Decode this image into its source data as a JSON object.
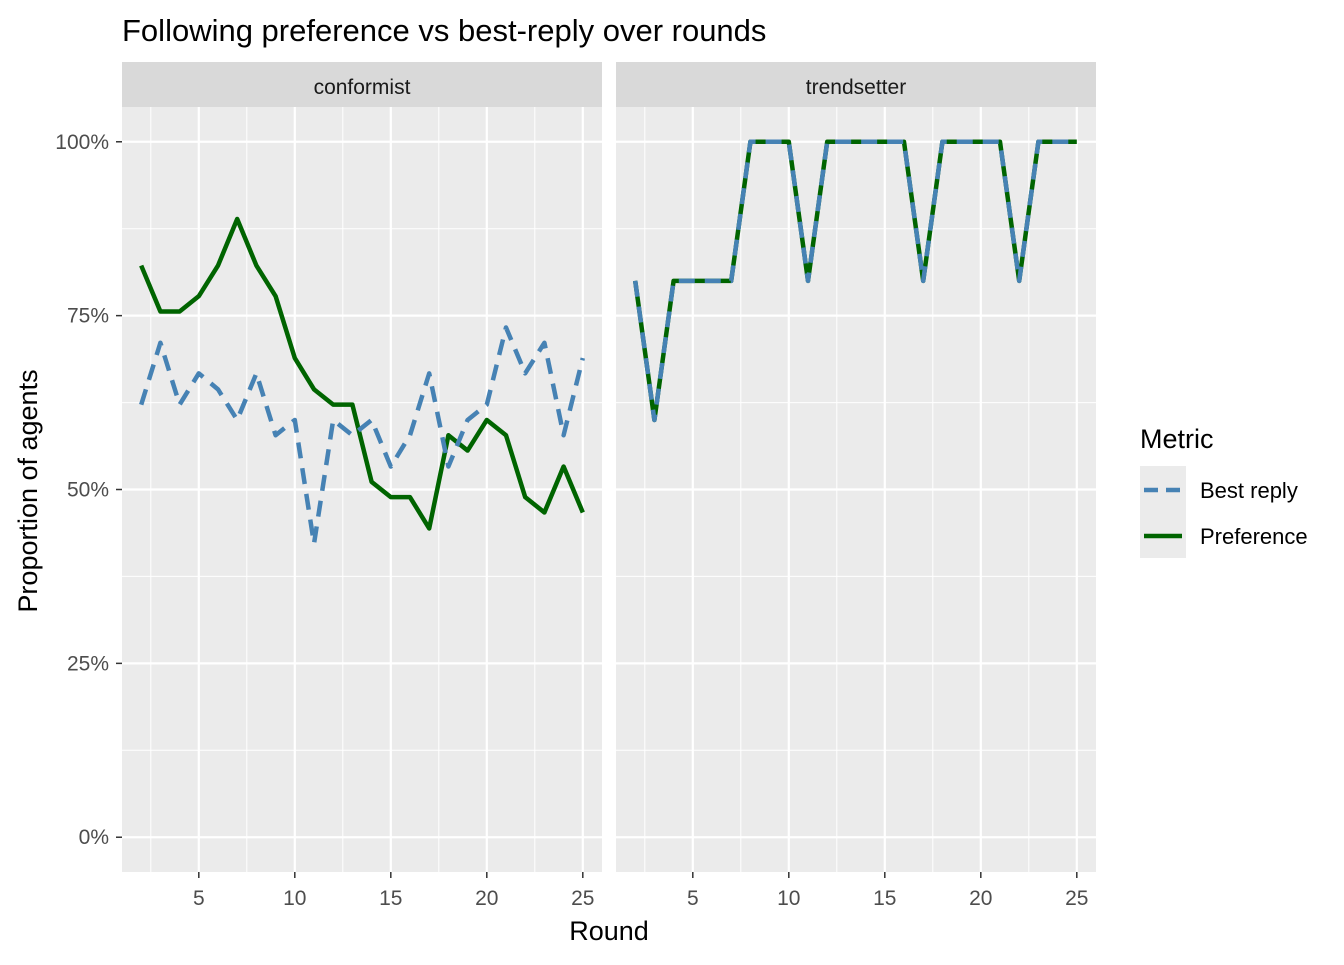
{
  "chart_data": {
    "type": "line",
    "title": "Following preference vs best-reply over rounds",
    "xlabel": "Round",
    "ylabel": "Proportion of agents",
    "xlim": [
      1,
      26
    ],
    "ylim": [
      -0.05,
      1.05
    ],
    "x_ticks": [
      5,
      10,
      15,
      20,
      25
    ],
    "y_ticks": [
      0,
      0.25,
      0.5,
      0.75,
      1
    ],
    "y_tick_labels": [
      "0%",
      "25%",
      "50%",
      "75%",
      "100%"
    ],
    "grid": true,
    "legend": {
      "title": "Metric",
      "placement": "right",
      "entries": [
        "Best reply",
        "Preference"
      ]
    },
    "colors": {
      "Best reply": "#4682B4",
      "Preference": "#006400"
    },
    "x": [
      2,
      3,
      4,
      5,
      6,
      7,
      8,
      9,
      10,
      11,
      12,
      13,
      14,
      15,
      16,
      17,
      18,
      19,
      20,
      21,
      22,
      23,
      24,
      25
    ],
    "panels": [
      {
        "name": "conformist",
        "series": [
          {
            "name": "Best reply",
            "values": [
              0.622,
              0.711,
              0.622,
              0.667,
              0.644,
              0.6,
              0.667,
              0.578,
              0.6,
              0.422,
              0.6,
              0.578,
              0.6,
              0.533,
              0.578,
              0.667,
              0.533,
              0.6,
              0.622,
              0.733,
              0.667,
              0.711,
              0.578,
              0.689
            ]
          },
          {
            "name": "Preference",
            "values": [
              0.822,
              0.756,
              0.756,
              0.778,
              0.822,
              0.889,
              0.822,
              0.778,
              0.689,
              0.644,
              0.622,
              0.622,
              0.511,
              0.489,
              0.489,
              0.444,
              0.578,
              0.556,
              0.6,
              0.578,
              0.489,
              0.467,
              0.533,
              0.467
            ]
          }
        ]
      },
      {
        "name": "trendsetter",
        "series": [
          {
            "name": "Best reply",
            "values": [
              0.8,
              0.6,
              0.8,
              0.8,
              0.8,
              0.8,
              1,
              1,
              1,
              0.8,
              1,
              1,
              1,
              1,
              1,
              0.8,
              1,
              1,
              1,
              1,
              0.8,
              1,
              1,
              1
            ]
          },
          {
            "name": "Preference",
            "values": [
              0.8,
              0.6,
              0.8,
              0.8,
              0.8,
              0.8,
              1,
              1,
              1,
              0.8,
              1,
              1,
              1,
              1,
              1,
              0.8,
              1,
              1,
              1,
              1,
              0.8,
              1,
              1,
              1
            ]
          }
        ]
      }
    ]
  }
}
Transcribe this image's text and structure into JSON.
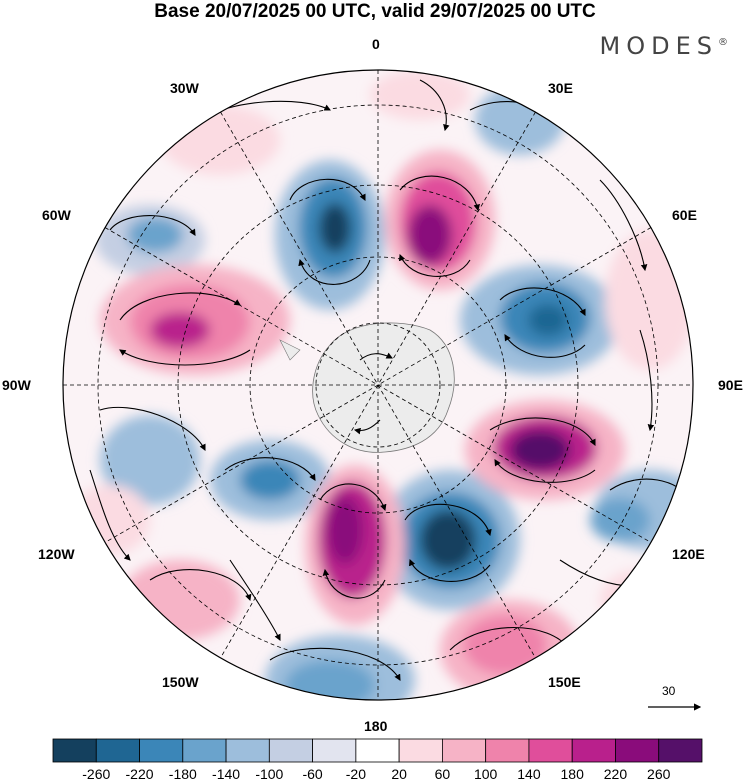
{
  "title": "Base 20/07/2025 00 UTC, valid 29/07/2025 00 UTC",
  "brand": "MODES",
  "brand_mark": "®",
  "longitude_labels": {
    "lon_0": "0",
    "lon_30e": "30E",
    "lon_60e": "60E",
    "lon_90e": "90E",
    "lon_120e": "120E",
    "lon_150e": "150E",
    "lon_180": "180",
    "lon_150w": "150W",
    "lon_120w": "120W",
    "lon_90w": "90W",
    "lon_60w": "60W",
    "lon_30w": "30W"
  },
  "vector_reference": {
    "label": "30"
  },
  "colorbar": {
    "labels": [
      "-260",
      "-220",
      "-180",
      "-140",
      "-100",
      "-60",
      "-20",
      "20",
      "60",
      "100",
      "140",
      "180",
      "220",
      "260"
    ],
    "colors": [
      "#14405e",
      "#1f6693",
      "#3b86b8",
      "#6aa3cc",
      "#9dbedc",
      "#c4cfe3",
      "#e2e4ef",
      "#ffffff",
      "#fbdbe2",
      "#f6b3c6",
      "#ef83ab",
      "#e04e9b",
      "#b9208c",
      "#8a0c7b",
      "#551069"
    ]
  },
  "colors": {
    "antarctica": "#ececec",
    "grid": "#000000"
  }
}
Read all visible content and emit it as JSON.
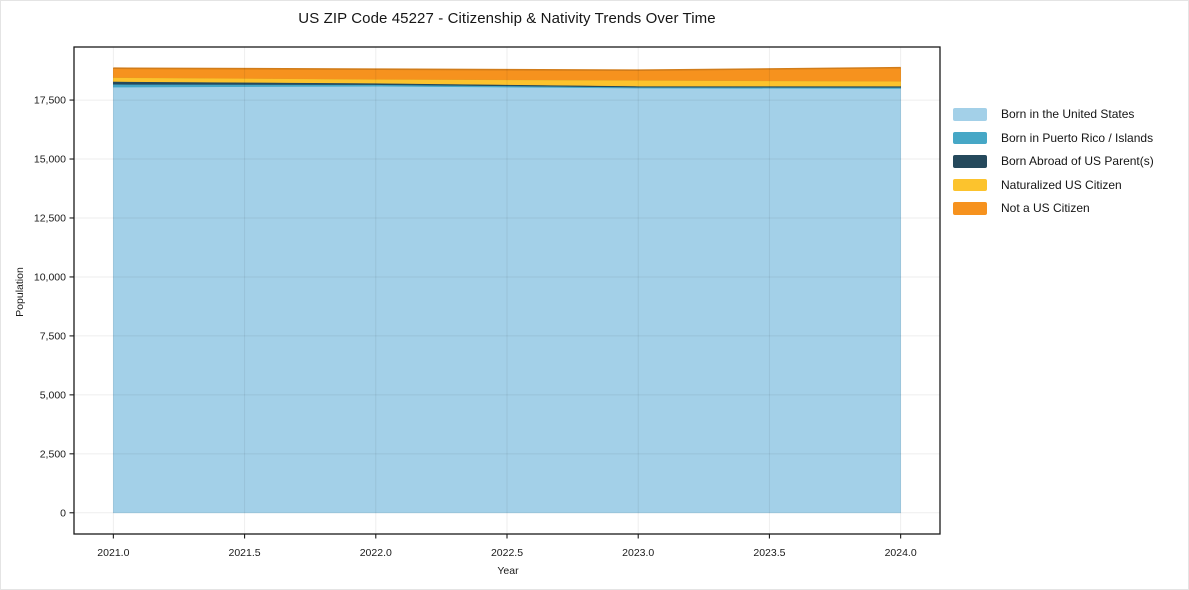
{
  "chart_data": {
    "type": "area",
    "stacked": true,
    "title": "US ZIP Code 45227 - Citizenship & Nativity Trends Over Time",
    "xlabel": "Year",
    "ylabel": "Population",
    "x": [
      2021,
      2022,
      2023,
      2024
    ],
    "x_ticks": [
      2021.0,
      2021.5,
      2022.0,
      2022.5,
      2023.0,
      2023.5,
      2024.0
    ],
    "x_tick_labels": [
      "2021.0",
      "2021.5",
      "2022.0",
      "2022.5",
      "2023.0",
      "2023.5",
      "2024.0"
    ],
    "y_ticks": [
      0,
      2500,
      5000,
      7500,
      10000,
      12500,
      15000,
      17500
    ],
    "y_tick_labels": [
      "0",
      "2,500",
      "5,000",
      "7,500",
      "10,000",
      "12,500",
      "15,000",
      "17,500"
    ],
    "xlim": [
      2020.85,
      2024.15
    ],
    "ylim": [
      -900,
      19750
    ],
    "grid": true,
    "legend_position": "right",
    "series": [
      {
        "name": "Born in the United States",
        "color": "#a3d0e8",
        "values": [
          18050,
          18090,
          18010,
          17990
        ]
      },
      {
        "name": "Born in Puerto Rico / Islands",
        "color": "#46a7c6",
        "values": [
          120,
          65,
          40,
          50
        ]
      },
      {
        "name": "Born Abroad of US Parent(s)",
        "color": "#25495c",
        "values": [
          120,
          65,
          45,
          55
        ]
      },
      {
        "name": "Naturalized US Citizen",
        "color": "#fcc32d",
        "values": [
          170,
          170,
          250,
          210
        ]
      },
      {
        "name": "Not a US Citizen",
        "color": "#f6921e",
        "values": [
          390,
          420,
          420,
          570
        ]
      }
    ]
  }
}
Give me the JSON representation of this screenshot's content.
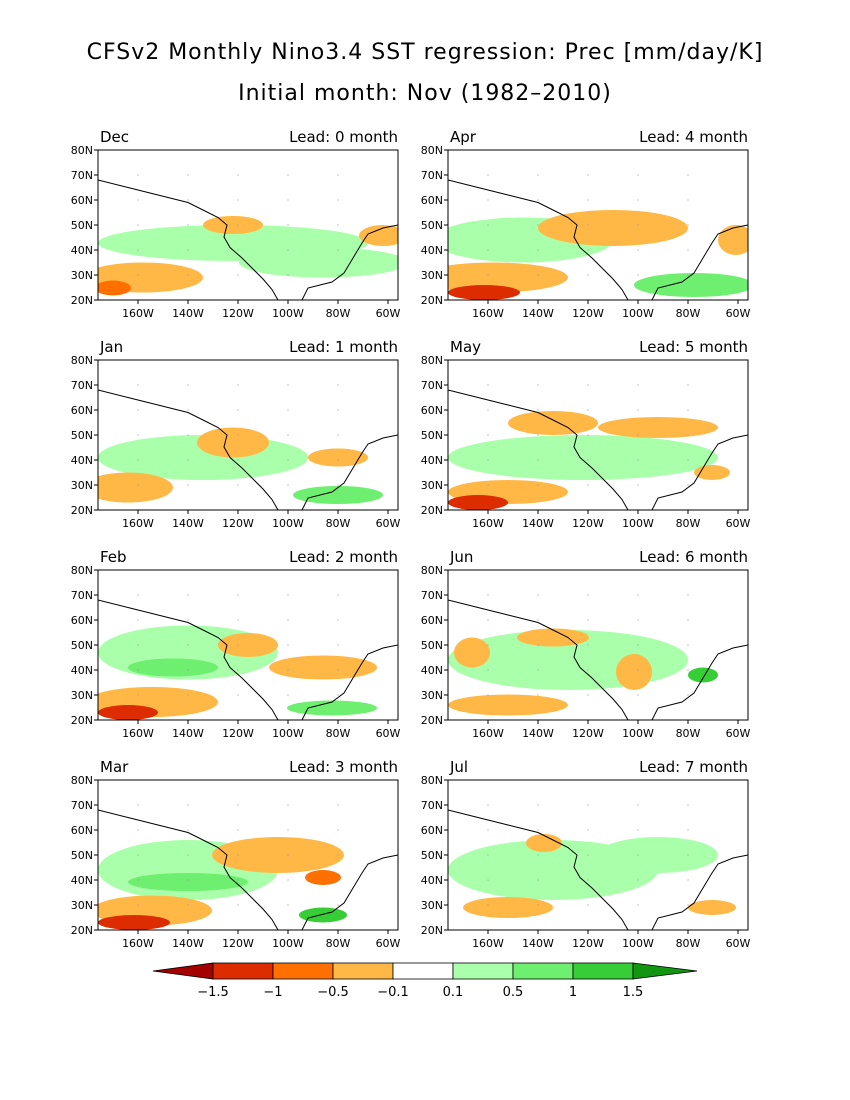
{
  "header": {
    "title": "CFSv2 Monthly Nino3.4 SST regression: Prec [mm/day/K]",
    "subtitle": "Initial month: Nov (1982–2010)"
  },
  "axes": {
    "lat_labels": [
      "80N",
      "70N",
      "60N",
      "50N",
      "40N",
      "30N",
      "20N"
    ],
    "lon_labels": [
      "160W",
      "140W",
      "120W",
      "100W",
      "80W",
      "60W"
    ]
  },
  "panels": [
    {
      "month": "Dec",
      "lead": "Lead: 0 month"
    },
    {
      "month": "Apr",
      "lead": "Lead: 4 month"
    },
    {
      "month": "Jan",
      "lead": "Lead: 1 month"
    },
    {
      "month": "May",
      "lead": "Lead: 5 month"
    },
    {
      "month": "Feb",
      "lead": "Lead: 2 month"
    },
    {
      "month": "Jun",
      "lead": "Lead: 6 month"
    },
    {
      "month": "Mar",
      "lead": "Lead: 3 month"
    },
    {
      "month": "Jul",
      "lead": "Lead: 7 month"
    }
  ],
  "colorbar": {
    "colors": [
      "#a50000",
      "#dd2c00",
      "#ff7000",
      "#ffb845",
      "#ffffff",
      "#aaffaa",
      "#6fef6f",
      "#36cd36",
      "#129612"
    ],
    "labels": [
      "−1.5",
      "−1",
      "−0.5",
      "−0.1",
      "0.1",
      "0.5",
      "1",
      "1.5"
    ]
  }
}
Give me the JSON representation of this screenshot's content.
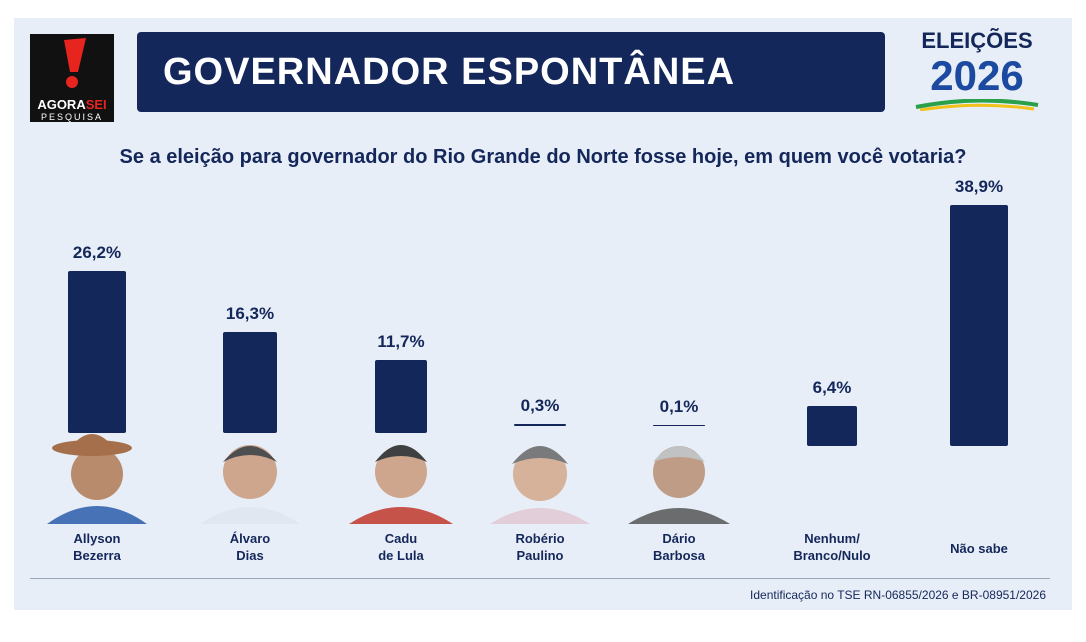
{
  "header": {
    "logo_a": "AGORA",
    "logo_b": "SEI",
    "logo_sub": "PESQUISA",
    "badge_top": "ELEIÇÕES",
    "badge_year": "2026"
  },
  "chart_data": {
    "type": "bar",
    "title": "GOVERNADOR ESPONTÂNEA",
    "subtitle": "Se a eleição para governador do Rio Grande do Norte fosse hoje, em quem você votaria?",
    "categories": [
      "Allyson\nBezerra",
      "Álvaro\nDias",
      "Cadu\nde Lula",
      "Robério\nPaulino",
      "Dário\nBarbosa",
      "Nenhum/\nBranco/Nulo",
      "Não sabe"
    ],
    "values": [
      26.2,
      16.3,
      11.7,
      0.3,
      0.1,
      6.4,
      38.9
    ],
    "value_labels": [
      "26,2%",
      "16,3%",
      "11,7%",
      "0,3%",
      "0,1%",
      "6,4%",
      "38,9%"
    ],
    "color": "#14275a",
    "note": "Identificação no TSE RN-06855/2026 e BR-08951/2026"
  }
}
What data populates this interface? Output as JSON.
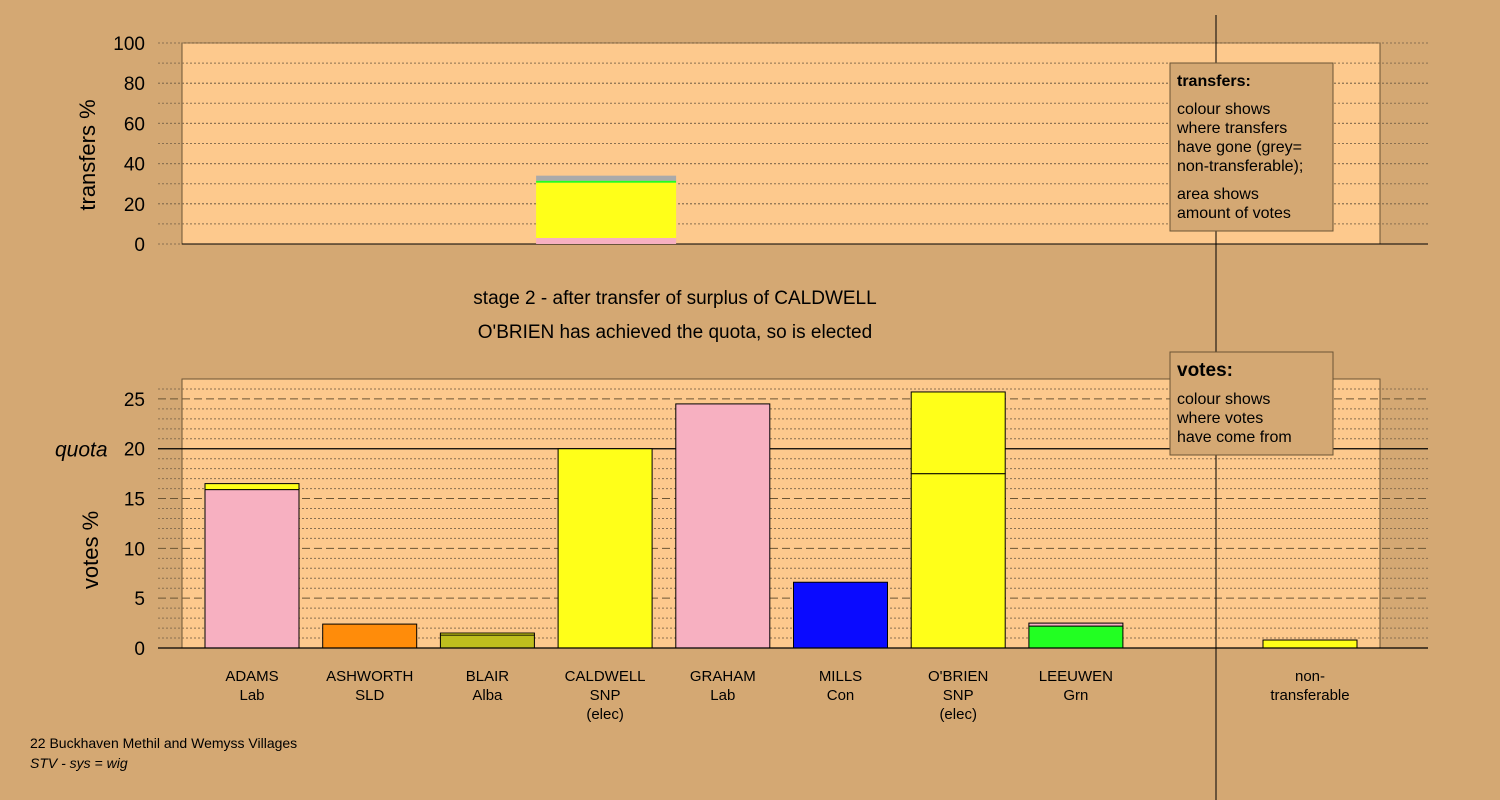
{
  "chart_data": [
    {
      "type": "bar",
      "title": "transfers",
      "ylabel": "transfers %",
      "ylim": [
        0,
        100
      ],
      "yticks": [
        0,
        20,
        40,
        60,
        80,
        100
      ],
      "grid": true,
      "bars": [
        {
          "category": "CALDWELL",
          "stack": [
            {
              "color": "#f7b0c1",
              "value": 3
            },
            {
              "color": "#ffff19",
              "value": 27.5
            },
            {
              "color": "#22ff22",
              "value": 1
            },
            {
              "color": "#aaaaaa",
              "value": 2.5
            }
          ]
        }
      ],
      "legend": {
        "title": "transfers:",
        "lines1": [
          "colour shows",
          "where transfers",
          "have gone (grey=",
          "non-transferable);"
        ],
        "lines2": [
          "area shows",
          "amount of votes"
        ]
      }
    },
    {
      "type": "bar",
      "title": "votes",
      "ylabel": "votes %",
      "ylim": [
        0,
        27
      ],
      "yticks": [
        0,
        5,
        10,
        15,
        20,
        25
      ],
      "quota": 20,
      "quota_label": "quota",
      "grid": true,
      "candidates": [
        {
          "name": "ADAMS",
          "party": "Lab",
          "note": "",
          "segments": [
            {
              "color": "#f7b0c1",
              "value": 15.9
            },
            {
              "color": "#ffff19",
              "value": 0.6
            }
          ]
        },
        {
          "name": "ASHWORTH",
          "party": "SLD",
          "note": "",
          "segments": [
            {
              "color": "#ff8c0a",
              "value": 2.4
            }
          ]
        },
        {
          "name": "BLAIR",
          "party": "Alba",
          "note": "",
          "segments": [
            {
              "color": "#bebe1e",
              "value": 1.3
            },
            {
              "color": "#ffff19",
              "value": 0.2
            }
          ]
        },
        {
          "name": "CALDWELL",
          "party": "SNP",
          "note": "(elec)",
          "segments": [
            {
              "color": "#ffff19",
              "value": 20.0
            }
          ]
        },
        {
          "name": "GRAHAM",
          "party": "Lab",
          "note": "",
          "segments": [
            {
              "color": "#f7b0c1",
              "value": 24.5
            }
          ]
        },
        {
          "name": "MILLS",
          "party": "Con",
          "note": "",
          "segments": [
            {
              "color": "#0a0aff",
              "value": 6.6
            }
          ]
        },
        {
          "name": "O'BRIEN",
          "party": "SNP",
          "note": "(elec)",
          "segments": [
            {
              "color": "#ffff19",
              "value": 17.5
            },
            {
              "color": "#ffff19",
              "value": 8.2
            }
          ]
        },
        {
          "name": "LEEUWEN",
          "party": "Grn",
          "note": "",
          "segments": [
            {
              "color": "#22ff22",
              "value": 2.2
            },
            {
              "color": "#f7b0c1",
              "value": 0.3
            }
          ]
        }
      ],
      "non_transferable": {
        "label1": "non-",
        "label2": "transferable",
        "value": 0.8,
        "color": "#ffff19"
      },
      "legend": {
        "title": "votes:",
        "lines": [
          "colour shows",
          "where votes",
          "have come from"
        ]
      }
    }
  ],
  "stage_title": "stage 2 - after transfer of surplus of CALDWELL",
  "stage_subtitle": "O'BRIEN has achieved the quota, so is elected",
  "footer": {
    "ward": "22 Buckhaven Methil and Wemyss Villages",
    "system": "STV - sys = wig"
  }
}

What you should do: Look through the data above. Copy every line with the string "right" in it.

Exercise output:
      "placement": "right",
    "legend_position": "right",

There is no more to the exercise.